▸ **Written request**
Could you reproduce every one of the entries below verbatim, line for line?

======== Exercise materials

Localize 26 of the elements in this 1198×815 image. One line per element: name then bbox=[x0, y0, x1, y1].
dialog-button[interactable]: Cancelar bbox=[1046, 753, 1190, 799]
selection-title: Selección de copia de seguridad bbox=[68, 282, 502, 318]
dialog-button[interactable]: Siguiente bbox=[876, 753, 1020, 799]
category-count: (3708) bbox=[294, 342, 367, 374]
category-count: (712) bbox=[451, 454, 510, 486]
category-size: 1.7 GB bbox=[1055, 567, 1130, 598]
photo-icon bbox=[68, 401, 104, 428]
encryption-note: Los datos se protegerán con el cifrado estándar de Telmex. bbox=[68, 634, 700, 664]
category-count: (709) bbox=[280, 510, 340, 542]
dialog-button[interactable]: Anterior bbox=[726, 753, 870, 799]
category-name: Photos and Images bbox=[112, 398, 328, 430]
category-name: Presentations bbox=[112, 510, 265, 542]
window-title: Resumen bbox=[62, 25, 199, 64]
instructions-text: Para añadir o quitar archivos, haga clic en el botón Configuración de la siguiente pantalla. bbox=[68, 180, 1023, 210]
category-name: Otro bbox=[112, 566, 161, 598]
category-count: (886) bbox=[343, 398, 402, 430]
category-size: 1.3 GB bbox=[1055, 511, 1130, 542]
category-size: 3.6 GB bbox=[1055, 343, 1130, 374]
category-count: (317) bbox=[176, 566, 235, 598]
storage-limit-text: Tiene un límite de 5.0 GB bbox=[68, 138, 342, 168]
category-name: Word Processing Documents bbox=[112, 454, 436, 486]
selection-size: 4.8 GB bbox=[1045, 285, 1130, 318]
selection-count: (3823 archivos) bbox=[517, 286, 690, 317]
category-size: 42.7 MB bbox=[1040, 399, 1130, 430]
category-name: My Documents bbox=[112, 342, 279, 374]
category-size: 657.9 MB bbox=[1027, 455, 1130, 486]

================

▸ **Output of the task**
Localize 26 of the elements in this 1198×815 image. One line per element: name then bbox=[x0, y0, x1, y1].
dialog-button[interactable]: Cancelar bbox=[1046, 753, 1190, 799]
selection-title: Selección de copia de seguridad bbox=[68, 282, 502, 318]
dialog-button[interactable]: Siguiente bbox=[876, 753, 1020, 799]
category-count: (3708) bbox=[294, 342, 367, 374]
category-count: (712) bbox=[451, 454, 510, 486]
category-size: 1.7 GB bbox=[1055, 567, 1130, 598]
photo-icon bbox=[68, 401, 104, 428]
encryption-note: Los datos se protegerán con el cifrado estándar de Telmex. bbox=[68, 634, 700, 664]
category-count: (709) bbox=[280, 510, 340, 542]
dialog-button[interactable]: Anterior bbox=[726, 753, 870, 799]
category-name: Photos and Images bbox=[112, 398, 328, 430]
category-name: Presentations bbox=[112, 510, 265, 542]
window-title: Resumen bbox=[62, 25, 199, 64]
instructions-text: Para añadir o quitar archivos, haga clic en el botón Configuración de la siguiente pantalla. bbox=[68, 180, 1023, 210]
category-name: Otro bbox=[112, 566, 161, 598]
category-count: (886) bbox=[343, 398, 402, 430]
category-size: 1.3 GB bbox=[1055, 511, 1130, 542]
category-size: 3.6 GB bbox=[1055, 343, 1130, 374]
category-count: (317) bbox=[176, 566, 235, 598]
storage-limit-text: Tiene un límite de 5.0 GB bbox=[68, 138, 342, 168]
category-name: Word Processing Documents bbox=[112, 454, 436, 486]
selection-size: 4.8 GB bbox=[1045, 285, 1130, 318]
selection-count: (3823 archivos) bbox=[517, 286, 690, 317]
category-size: 42.7 MB bbox=[1040, 399, 1130, 430]
category-name: My Documents bbox=[112, 342, 279, 374]
category-size: 657.9 MB bbox=[1027, 455, 1130, 486]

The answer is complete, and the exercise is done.